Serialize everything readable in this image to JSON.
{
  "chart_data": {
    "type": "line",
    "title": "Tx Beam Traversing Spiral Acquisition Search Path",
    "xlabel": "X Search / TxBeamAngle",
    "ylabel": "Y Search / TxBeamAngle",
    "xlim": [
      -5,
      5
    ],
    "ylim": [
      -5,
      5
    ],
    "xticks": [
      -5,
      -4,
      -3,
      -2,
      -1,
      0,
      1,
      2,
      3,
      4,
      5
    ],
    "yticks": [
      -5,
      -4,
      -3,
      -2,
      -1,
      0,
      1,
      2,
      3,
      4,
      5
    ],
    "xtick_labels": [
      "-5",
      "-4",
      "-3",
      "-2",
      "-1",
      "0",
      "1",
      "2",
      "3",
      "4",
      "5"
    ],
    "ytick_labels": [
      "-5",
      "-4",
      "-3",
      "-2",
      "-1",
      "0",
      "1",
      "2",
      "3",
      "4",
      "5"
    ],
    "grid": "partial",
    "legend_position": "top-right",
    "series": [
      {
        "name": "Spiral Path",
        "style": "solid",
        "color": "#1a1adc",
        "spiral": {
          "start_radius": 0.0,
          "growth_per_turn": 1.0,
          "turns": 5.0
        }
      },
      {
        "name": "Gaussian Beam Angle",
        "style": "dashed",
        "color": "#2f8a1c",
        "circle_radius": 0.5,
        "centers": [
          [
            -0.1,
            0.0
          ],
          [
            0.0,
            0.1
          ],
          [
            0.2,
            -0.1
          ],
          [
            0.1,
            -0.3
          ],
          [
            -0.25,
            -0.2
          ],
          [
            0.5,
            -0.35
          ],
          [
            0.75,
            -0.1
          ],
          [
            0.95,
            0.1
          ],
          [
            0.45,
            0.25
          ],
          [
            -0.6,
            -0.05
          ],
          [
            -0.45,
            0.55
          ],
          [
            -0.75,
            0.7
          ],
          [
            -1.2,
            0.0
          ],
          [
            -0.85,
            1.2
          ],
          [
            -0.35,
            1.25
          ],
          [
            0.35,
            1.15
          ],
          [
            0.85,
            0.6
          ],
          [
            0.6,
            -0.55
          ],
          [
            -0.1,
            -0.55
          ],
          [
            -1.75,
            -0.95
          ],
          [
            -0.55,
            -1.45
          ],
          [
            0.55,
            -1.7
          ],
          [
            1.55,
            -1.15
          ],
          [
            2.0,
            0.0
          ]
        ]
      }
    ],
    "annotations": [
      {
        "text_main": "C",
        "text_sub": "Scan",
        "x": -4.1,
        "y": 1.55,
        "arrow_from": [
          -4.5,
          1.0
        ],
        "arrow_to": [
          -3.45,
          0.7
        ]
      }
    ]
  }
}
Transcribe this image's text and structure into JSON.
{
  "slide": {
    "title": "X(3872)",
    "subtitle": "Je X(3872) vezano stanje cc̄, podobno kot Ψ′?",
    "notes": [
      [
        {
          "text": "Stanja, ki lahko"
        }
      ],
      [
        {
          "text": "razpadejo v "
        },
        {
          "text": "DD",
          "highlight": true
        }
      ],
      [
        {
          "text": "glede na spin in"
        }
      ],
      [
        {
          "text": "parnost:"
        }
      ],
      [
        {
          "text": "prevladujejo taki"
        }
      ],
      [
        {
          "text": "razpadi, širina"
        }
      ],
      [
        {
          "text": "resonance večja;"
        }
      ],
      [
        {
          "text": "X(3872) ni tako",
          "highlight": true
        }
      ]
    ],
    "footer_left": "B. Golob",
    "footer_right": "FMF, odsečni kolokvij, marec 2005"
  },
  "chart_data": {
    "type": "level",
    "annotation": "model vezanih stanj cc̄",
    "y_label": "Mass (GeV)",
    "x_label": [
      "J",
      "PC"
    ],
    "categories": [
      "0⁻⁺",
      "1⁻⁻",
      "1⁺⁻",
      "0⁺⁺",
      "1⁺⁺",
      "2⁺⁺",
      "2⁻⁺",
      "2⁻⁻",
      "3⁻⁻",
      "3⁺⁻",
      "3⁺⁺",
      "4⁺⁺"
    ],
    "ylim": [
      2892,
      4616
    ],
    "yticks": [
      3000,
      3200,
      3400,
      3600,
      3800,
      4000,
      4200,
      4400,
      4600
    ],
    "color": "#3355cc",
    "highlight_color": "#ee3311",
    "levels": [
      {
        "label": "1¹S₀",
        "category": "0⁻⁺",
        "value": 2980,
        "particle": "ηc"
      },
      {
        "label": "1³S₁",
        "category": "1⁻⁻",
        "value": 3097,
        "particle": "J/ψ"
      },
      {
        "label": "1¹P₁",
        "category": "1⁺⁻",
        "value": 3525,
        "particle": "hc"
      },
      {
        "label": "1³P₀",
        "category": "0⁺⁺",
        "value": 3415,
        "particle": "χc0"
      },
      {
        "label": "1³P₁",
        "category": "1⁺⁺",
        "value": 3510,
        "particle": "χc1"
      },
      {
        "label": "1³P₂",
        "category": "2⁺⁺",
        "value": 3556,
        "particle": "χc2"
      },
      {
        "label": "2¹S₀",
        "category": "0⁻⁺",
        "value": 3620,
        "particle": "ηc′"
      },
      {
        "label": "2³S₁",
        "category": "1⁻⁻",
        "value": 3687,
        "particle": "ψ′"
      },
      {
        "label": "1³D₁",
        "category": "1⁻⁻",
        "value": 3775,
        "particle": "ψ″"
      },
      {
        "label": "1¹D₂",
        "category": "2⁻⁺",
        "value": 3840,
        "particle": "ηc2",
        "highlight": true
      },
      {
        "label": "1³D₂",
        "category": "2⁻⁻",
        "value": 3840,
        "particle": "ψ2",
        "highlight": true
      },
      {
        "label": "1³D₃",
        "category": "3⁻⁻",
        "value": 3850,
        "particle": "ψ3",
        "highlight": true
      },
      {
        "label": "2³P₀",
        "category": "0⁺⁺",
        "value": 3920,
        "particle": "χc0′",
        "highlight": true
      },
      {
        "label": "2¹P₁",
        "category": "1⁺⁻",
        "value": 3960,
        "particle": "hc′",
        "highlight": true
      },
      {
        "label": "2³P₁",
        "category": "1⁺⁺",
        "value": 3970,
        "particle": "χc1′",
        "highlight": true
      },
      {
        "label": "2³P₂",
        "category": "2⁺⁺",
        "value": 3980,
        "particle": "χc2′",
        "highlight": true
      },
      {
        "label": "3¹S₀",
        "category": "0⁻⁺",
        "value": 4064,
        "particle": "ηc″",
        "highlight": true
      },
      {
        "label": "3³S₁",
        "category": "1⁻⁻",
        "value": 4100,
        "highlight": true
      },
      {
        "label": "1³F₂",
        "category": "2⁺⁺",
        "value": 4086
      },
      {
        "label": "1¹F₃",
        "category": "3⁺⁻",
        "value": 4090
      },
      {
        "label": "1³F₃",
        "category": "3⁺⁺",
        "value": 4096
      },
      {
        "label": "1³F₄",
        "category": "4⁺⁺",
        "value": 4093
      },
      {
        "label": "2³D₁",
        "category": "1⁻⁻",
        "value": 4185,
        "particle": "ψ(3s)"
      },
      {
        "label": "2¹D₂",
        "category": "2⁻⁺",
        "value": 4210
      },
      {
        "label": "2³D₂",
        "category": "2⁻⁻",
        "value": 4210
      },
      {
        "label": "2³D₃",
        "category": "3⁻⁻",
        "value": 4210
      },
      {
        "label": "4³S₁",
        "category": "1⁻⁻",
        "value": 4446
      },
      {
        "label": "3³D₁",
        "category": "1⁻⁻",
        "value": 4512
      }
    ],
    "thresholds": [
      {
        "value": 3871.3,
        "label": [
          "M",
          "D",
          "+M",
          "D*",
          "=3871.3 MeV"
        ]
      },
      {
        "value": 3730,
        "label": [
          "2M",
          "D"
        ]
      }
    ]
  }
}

* _PROBLEM DESCRIPTION_: Nothing in the listing may be changed; retype it all exactly.

* _EXERCISE SOLUTION_:
Serialize everything readable in this image to JSON.
{
  "chart_data": {
    "type": "line",
    "title": "Tx Beam Traversing Spiral Acquisition Search Path",
    "xlabel": "X Search / TxBeamAngle",
    "ylabel": "Y Search / TxBeamAngle",
    "xlim": [
      -5,
      5
    ],
    "ylim": [
      -5,
      5
    ],
    "xticks": [
      -5,
      -4,
      -3,
      -2,
      -1,
      0,
      1,
      2,
      3,
      4,
      5
    ],
    "yticks": [
      -5,
      -4,
      -3,
      -2,
      -1,
      0,
      1,
      2,
      3,
      4,
      5
    ],
    "xtick_labels": [
      "-5",
      "-4",
      "-3",
      "-2",
      "-1",
      "0",
      "1",
      "2",
      "3",
      "4",
      "5"
    ],
    "ytick_labels": [
      "-5",
      "-4",
      "-3",
      "-2",
      "-1",
      "0",
      "1",
      "2",
      "3",
      "4",
      "5"
    ],
    "grid": "partial",
    "legend_position": "top-right",
    "series": [
      {
        "name": "Spiral Path",
        "style": "solid",
        "color": "#1a1adc",
        "spiral": {
          "start_radius": 0.0,
          "growth_per_turn": 1.0,
          "turns": 5.0
        }
      },
      {
        "name": "Gaussian Beam Angle",
        "style": "dashed",
        "color": "#2f8a1c",
        "circle_radius": 0.5,
        "centers": [
          [
            -0.1,
            0.0
          ],
          [
            0.0,
            0.1
          ],
          [
            0.2,
            -0.1
          ],
          [
            0.1,
            -0.3
          ],
          [
            -0.25,
            -0.2
          ],
          [
            0.5,
            -0.35
          ],
          [
            0.75,
            -0.1
          ],
          [
            0.95,
            0.1
          ],
          [
            0.45,
            0.25
          ],
          [
            -0.6,
            -0.05
          ],
          [
            -0.45,
            0.55
          ],
          [
            -0.75,
            0.7
          ],
          [
            -1.2,
            0.0
          ],
          [
            -0.85,
            1.2
          ],
          [
            -0.35,
            1.25
          ],
          [
            0.35,
            1.15
          ],
          [
            0.85,
            0.6
          ],
          [
            0.6,
            -0.55
          ],
          [
            -0.1,
            -0.55
          ],
          [
            -1.75,
            -0.95
          ],
          [
            -0.55,
            -1.45
          ],
          [
            0.55,
            -1.7
          ],
          [
            1.55,
            -1.15
          ],
          [
            2.0,
            0.0
          ]
        ]
      }
    ],
    "annotations": [
      {
        "text_main": "C",
        "text_sub": "Scan",
        "x": -4.1,
        "y": 1.55,
        "arrow_from": [
          -4.5,
          1.0
        ],
        "arrow_to": [
          -3.45,
          0.7
        ]
      }
    ]
  }
}
Transcribe this image's text and structure into JSON.
{
  "slide": {
    "title": "X(3872)",
    "subtitle": "Je X(3872) vezano stanje cc̄, podobno kot Ψ′?",
    "notes": [
      [
        {
          "text": "Stanja, ki lahko"
        }
      ],
      [
        {
          "text": "razpadejo v "
        },
        {
          "text": "DD",
          "highlight": true
        }
      ],
      [
        {
          "text": "glede na spin in"
        }
      ],
      [
        {
          "text": "parnost:"
        }
      ],
      [
        {
          "text": "prevladujejo taki"
        }
      ],
      [
        {
          "text": "razpadi, širina"
        }
      ],
      [
        {
          "text": "resonance večja;"
        }
      ],
      [
        {
          "text": "X(3872) ni tako",
          "highlight": true
        }
      ]
    ],
    "footer_left": "B. Golob",
    "footer_right": "FMF, odsečni kolokvij, marec 2005"
  },
  "chart_data": {
    "type": "level",
    "annotation": "model vezanih stanj cc̄",
    "y_label": "Mass (GeV)",
    "x_label": [
      "J",
      "PC"
    ],
    "categories": [
      "0⁻⁺",
      "1⁻⁻",
      "1⁺⁻",
      "0⁺⁺",
      "1⁺⁺",
      "2⁺⁺",
      "2⁻⁺",
      "2⁻⁻",
      "3⁻⁻",
      "3⁺⁻",
      "3⁺⁺",
      "4⁺⁺"
    ],
    "ylim": [
      2892,
      4616
    ],
    "yticks": [
      3000,
      3200,
      3400,
      3600,
      3800,
      4000,
      4200,
      4400,
      4600
    ],
    "color": "#3355cc",
    "highlight_color": "#ee3311",
    "levels": [
      {
        "label": "1¹S₀",
        "category": "0⁻⁺",
        "value": 2980,
        "particle": "ηc"
      },
      {
        "label": "1³S₁",
        "category": "1⁻⁻",
        "value": 3097,
        "particle": "J/ψ"
      },
      {
        "label": "1¹P₁",
        "category": "1⁺⁻",
        "value": 3525,
        "particle": "hc"
      },
      {
        "label": "1³P₀",
        "category": "0⁺⁺",
        "value": 3415,
        "particle": "χc0"
      },
      {
        "label": "1³P₁",
        "category": "1⁺⁺",
        "value": 3510,
        "particle": "χc1"
      },
      {
        "label": "1³P₂",
        "category": "2⁺⁺",
        "value": 3556,
        "particle": "χc2"
      },
      {
        "label": "2¹S₀",
        "category": "0⁻⁺",
        "value": 3620,
        "particle": "ηc′"
      },
      {
        "label": "2³S₁",
        "category": "1⁻⁻",
        "value": 3687,
        "particle": "ψ′"
      },
      {
        "label": "1³D₁",
        "category": "1⁻⁻",
        "value": 3775,
        "particle": "ψ″"
      },
      {
        "label": "1¹D₂",
        "category": "2⁻⁺",
        "value": 3840,
        "particle": "ηc2",
        "highlight": true
      },
      {
        "label": "1³D₂",
        "category": "2⁻⁻",
        "value": 3840,
        "particle": "ψ2",
        "highlight": true
      },
      {
        "label": "1³D₃",
        "category": "3⁻⁻",
        "value": 3850,
        "particle": "ψ3",
        "highlight": true
      },
      {
        "label": "2³P₀",
        "category": "0⁺⁺",
        "value": 3920,
        "particle": "χc0′",
        "highlight": true
      },
      {
        "label": "2¹P₁",
        "category": "1⁺⁻",
        "value": 3960,
        "particle": "hc′",
        "highlight": true
      },
      {
        "label": "2³P₁",
        "category": "1⁺⁺",
        "value": 3970,
        "particle": "χc1′",
        "highlight": true
      },
      {
        "label": "2³P₂",
        "category": "2⁺⁺",
        "value": 3980,
        "particle": "χc2′",
        "highlight": true
      },
      {
        "label": "3¹S₀",
        "category": "0⁻⁺",
        "value": 4064,
        "particle": "ηc″",
        "highlight": true
      },
      {
        "label": "3³S₁",
        "category": "1⁻⁻",
        "value": 4100,
        "highlight": true
      },
      {
        "label": "1³F₂",
        "category": "2⁺⁺",
        "value": 4086
      },
      {
        "label": "1¹F₃",
        "category": "3⁺⁻",
        "value": 4090
      },
      {
        "label": "1³F₃",
        "category": "3⁺⁺",
        "value": 4096
      },
      {
        "label": "1³F₄",
        "category": "4⁺⁺",
        "value": 4093
      },
      {
        "label": "2³D₁",
        "category": "1⁻⁻",
        "value": 4185,
        "particle": "ψ(3s)"
      },
      {
        "label": "2¹D₂",
        "category": "2⁻⁺",
        "value": 4210
      },
      {
        "label": "2³D₂",
        "category": "2⁻⁻",
        "value": 4210
      },
      {
        "label": "2³D₃",
        "category": "3⁻⁻",
        "value": 4210
      },
      {
        "label": "4³S₁",
        "category": "1⁻⁻",
        "value": 4446
      },
      {
        "label": "3³D₁",
        "category": "1⁻⁻",
        "value": 4512
      }
    ],
    "thresholds": [
      {
        "value": 3871.3,
        "label": [
          "M",
          "D",
          "+M",
          "D*",
          "=3871.3 MeV"
        ]
      },
      {
        "value": 3730,
        "label": [
          "2M",
          "D"
        ]
      }
    ]
  }
}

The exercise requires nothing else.